* Stored items from a collection:
○ ○ ○

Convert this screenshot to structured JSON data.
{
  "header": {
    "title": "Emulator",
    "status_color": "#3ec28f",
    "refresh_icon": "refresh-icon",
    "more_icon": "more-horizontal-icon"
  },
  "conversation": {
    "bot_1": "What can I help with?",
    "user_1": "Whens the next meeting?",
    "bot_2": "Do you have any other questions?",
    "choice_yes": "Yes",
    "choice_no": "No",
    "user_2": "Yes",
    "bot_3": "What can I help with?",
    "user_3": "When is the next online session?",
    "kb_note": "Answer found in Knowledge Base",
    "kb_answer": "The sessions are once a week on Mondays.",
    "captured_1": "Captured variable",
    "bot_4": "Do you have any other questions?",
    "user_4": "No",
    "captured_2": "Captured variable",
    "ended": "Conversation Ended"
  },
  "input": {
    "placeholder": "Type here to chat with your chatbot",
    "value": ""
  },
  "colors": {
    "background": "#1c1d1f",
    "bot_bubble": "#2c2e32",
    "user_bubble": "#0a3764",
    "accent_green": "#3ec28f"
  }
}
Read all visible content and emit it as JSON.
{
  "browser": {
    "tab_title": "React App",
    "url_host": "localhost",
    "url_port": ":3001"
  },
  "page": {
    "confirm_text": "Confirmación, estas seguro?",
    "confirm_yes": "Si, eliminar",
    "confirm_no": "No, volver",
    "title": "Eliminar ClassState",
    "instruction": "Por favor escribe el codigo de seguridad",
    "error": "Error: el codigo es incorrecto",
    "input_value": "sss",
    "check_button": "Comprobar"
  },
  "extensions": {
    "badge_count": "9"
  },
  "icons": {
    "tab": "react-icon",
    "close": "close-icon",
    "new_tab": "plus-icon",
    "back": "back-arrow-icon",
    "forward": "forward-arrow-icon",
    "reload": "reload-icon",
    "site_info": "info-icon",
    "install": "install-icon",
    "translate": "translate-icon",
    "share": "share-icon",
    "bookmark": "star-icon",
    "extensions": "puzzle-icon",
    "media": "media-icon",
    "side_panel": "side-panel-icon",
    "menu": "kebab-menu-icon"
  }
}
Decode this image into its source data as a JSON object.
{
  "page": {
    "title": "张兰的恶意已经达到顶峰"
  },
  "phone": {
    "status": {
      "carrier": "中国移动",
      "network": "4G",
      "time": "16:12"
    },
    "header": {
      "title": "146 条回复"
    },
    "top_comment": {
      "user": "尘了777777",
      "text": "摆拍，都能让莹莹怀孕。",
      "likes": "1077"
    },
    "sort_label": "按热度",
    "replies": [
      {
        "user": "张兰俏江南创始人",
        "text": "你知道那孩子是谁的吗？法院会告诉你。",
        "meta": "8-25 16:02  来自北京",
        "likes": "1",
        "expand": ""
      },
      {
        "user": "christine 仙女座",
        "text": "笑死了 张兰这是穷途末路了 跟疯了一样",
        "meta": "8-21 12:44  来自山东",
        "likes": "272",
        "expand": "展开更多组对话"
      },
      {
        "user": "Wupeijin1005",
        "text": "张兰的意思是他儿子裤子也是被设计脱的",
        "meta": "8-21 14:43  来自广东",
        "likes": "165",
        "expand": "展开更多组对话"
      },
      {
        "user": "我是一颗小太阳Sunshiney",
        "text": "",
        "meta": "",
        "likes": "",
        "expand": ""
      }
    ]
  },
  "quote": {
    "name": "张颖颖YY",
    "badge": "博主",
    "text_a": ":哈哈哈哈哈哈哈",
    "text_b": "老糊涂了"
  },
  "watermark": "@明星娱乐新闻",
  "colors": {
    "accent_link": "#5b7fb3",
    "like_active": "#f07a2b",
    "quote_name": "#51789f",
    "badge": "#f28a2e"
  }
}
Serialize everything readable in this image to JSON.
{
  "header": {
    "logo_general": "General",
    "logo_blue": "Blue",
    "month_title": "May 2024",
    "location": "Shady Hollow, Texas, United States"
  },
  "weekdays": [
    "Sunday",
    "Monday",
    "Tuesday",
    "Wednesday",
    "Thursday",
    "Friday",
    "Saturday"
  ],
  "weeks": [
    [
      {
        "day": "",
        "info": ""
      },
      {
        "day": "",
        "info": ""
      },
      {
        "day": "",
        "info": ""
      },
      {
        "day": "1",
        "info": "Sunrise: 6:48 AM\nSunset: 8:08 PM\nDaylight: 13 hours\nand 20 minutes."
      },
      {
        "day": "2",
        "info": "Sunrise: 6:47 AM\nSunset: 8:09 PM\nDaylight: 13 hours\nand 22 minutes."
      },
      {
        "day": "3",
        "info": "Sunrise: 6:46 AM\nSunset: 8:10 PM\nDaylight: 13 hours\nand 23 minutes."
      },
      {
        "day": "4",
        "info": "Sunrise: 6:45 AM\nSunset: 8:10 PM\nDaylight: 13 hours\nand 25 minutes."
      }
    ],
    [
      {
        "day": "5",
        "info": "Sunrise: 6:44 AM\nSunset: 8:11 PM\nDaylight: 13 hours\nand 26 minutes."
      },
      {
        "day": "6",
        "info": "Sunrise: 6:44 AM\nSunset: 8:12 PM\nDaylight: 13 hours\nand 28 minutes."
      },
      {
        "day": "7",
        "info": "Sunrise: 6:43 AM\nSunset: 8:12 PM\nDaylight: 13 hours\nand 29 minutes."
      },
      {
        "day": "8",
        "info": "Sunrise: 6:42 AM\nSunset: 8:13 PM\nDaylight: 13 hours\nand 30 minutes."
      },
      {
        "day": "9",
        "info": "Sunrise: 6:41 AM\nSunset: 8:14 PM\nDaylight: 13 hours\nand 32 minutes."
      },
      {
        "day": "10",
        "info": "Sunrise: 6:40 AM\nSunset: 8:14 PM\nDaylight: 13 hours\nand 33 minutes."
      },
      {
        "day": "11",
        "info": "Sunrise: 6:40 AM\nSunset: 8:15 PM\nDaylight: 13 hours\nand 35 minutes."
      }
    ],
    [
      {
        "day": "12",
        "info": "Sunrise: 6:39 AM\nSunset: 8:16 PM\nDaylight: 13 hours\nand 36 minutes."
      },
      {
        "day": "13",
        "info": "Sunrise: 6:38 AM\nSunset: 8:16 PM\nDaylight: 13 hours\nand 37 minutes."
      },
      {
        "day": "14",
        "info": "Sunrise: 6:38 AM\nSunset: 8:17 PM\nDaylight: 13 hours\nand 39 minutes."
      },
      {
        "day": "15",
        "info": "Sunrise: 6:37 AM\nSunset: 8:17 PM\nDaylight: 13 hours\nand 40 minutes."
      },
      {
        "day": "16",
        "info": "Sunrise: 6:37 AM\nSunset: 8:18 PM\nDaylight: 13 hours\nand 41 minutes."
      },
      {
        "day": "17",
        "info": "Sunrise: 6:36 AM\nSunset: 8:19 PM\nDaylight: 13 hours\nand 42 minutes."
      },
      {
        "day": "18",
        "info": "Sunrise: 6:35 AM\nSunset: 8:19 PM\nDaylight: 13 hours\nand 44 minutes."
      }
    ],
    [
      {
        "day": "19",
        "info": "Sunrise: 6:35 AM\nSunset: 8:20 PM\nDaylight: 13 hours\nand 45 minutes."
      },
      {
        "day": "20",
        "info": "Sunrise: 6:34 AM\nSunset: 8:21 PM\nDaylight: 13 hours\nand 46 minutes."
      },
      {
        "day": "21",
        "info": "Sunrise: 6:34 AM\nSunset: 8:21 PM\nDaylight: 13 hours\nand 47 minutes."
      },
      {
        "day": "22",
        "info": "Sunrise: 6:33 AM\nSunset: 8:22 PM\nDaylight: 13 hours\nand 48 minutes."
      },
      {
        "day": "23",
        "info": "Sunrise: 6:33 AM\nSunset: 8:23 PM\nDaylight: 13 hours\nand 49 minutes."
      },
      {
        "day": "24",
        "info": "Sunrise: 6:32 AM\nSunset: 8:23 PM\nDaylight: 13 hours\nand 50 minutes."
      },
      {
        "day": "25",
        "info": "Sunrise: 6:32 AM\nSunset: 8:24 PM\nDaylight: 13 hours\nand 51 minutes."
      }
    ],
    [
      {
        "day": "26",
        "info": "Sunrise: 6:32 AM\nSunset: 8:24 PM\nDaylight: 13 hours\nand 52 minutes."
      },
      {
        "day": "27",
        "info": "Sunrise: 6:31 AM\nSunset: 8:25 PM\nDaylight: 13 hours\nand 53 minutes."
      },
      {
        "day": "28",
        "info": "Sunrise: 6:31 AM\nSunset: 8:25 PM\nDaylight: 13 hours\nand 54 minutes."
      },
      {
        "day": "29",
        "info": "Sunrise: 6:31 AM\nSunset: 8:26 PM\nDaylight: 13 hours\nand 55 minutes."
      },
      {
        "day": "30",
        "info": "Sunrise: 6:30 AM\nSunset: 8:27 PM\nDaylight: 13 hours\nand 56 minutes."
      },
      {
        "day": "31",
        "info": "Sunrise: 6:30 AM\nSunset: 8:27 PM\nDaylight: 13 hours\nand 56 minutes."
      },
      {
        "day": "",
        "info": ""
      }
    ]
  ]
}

○ ○ ○

* WHAT IS REQUIRED: Determine the number of lines where the string "help" occurs, and give that number only.

* CORRECT ANSWER: 2